Set problem
Every record that follows should be printed verbatim.
— start of Working data —
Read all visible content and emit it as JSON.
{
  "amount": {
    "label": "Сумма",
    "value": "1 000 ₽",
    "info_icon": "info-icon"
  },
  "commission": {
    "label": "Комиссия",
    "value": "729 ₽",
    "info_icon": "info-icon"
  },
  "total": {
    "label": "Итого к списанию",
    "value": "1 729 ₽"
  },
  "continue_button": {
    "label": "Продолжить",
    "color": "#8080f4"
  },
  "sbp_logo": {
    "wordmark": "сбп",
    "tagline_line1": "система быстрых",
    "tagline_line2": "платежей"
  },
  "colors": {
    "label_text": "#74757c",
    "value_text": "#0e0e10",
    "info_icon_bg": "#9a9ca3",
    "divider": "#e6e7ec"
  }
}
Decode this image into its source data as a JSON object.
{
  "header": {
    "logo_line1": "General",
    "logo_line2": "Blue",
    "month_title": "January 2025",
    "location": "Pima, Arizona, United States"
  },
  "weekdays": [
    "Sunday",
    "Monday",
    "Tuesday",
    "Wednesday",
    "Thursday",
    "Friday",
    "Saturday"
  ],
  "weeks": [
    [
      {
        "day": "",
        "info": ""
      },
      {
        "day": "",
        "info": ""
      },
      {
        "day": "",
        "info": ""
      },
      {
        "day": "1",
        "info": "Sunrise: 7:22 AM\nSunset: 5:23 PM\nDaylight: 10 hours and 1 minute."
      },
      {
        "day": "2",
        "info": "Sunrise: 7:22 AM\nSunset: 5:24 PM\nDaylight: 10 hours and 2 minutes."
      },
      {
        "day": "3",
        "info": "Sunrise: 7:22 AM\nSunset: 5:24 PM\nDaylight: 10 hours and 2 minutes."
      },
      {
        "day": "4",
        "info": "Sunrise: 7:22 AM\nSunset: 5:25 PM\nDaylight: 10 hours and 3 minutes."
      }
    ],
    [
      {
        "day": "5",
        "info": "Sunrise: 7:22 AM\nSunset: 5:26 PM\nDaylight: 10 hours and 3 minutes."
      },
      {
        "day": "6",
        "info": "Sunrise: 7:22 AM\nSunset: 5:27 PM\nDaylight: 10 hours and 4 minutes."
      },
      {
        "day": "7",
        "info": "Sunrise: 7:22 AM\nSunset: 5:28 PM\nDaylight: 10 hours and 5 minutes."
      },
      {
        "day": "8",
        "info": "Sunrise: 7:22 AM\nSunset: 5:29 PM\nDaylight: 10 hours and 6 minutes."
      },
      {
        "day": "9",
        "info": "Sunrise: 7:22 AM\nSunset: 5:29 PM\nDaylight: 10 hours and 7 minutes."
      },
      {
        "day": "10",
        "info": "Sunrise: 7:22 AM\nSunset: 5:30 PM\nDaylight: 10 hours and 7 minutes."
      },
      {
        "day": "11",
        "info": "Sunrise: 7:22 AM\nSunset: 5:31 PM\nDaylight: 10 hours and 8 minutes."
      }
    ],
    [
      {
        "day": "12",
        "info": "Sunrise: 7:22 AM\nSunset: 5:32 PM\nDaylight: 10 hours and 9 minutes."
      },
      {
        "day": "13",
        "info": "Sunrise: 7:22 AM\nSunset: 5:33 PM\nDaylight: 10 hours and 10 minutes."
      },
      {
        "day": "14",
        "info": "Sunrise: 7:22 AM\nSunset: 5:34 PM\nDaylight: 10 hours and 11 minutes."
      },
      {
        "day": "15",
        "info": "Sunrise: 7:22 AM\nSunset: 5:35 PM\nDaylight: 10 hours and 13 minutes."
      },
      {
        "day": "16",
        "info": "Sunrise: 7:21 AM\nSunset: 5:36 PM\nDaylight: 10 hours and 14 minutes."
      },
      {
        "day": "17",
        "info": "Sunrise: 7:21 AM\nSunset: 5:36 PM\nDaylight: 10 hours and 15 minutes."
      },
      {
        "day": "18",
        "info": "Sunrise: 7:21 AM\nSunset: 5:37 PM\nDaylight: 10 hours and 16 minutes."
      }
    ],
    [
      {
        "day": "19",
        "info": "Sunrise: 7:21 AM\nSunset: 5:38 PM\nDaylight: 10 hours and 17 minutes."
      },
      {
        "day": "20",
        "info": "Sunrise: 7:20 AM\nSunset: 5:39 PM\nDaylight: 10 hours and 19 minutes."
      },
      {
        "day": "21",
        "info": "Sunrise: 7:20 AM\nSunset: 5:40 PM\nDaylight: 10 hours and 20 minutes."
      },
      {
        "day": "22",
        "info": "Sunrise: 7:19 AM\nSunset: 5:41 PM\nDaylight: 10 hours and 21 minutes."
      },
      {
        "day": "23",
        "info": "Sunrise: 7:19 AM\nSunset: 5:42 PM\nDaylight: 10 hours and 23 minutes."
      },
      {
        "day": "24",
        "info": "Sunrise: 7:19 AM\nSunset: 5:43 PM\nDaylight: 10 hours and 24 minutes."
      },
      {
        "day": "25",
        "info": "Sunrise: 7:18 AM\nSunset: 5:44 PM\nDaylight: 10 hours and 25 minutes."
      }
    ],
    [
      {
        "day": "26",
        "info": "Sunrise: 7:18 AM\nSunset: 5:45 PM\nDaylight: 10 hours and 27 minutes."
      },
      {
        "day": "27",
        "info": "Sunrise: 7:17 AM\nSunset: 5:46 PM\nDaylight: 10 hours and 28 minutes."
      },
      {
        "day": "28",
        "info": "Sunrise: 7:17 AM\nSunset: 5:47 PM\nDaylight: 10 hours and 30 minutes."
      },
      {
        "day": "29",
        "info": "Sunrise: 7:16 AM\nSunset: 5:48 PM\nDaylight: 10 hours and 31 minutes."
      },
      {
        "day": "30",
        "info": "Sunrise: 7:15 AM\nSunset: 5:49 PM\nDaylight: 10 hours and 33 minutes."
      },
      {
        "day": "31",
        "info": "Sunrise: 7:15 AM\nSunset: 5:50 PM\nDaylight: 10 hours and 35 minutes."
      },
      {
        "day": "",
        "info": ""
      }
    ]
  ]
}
— end of Working data —
Expected answer
Read all visible content and emit it as JSON.
{
  "amount": {
    "label": "Сумма",
    "value": "1 000 ₽",
    "info_icon": "info-icon"
  },
  "commission": {
    "label": "Комиссия",
    "value": "729 ₽",
    "info_icon": "info-icon"
  },
  "total": {
    "label": "Итого к списанию",
    "value": "1 729 ₽"
  },
  "continue_button": {
    "label": "Продолжить",
    "color": "#8080f4"
  },
  "sbp_logo": {
    "wordmark": "сбп",
    "tagline_line1": "система быстрых",
    "tagline_line2": "платежей"
  },
  "colors": {
    "label_text": "#74757c",
    "value_text": "#0e0e10",
    "info_icon_bg": "#9a9ca3",
    "divider": "#e6e7ec"
  }
}
Decode this image into its source data as a JSON object.
{
  "header": {
    "logo_line1": "General",
    "logo_line2": "Blue",
    "month_title": "January 2025",
    "location": "Pima, Arizona, United States"
  },
  "weekdays": [
    "Sunday",
    "Monday",
    "Tuesday",
    "Wednesday",
    "Thursday",
    "Friday",
    "Saturday"
  ],
  "weeks": [
    [
      {
        "day": "",
        "info": ""
      },
      {
        "day": "",
        "info": ""
      },
      {
        "day": "",
        "info": ""
      },
      {
        "day": "1",
        "info": "Sunrise: 7:22 AM\nSunset: 5:23 PM\nDaylight: 10 hours and 1 minute."
      },
      {
        "day": "2",
        "info": "Sunrise: 7:22 AM\nSunset: 5:24 PM\nDaylight: 10 hours and 2 minutes."
      },
      {
        "day": "3",
        "info": "Sunrise: 7:22 AM\nSunset: 5:24 PM\nDaylight: 10 hours and 2 minutes."
      },
      {
        "day": "4",
        "info": "Sunrise: 7:22 AM\nSunset: 5:25 PM\nDaylight: 10 hours and 3 minutes."
      }
    ],
    [
      {
        "day": "5",
        "info": "Sunrise: 7:22 AM\nSunset: 5:26 PM\nDaylight: 10 hours and 3 minutes."
      },
      {
        "day": "6",
        "info": "Sunrise: 7:22 AM\nSunset: 5:27 PM\nDaylight: 10 hours and 4 minutes."
      },
      {
        "day": "7",
        "info": "Sunrise: 7:22 AM\nSunset: 5:28 PM\nDaylight: 10 hours and 5 minutes."
      },
      {
        "day": "8",
        "info": "Sunrise: 7:22 AM\nSunset: 5:29 PM\nDaylight: 10 hours and 6 minutes."
      },
      {
        "day": "9",
        "info": "Sunrise: 7:22 AM\nSunset: 5:29 PM\nDaylight: 10 hours and 7 minutes."
      },
      {
        "day": "10",
        "info": "Sunrise: 7:22 AM\nSunset: 5:30 PM\nDaylight: 10 hours and 7 minutes."
      },
      {
        "day": "11",
        "info": "Sunrise: 7:22 AM\nSunset: 5:31 PM\nDaylight: 10 hours and 8 minutes."
      }
    ],
    [
      {
        "day": "12",
        "info": "Sunrise: 7:22 AM\nSunset: 5:32 PM\nDaylight: 10 hours and 9 minutes."
      },
      {
        "day": "13",
        "info": "Sunrise: 7:22 AM\nSunset: 5:33 PM\nDaylight: 10 hours and 10 minutes."
      },
      {
        "day": "14",
        "info": "Sunrise: 7:22 AM\nSunset: 5:34 PM\nDaylight: 10 hours and 11 minutes."
      },
      {
        "day": "15",
        "info": "Sunrise: 7:22 AM\nSunset: 5:35 PM\nDaylight: 10 hours and 13 minutes."
      },
      {
        "day": "16",
        "info": "Sunrise: 7:21 AM\nSunset: 5:36 PM\nDaylight: 10 hours and 14 minutes."
      },
      {
        "day": "17",
        "info": "Sunrise: 7:21 AM\nSunset: 5:36 PM\nDaylight: 10 hours and 15 minutes."
      },
      {
        "day": "18",
        "info": "Sunrise: 7:21 AM\nSunset: 5:37 PM\nDaylight: 10 hours and 16 minutes."
      }
    ],
    [
      {
        "day": "19",
        "info": "Sunrise: 7:21 AM\nSunset: 5:38 PM\nDaylight: 10 hours and 17 minutes."
      },
      {
        "day": "20",
        "info": "Sunrise: 7:20 AM\nSunset: 5:39 PM\nDaylight: 10 hours and 19 minutes."
      },
      {
        "day": "21",
        "info": "Sunrise: 7:20 AM\nSunset: 5:40 PM\nDaylight: 10 hours and 20 minutes."
      },
      {
        "day": "22",
        "info": "Sunrise: 7:19 AM\nSunset: 5:41 PM\nDaylight: 10 hours and 21 minutes."
      },
      {
        "day": "23",
        "info": "Sunrise: 7:19 AM\nSunset: 5:42 PM\nDaylight: 10 hours and 23 minutes."
      },
      {
        "day": "24",
        "info": "Sunrise: 7:19 AM\nSunset: 5:43 PM\nDaylight: 10 hours and 24 minutes."
      },
      {
        "day": "25",
        "info": "Sunrise: 7:18 AM\nSunset: 5:44 PM\nDaylight: 10 hours and 25 minutes."
      }
    ],
    [
      {
        "day": "26",
        "info": "Sunrise: 7:18 AM\nSunset: 5:45 PM\nDaylight: 10 hours and 27 minutes."
      },
      {
        "day": "27",
        "info": "Sunrise: 7:17 AM\nSunset: 5:46 PM\nDaylight: 10 hours and 28 minutes."
      },
      {
        "day": "28",
        "info": "Sunrise: 7:17 AM\nSunset: 5:47 PM\nDaylight: 10 hours and 30 minutes."
      },
      {
        "day": "29",
        "info": "Sunrise: 7:16 AM\nSunset: 5:48 PM\nDaylight: 10 hours and 31 minutes."
      },
      {
        "day": "30",
        "info": "Sunrise: 7:15 AM\nSunset: 5:49 PM\nDaylight: 10 hours and 33 minutes."
      },
      {
        "day": "31",
        "info": "Sunrise: 7:15 AM\nSunset: 5:50 PM\nDaylight: 10 hours and 35 minutes."
      },
      {
        "day": "",
        "info": ""
      }
    ]
  ]
}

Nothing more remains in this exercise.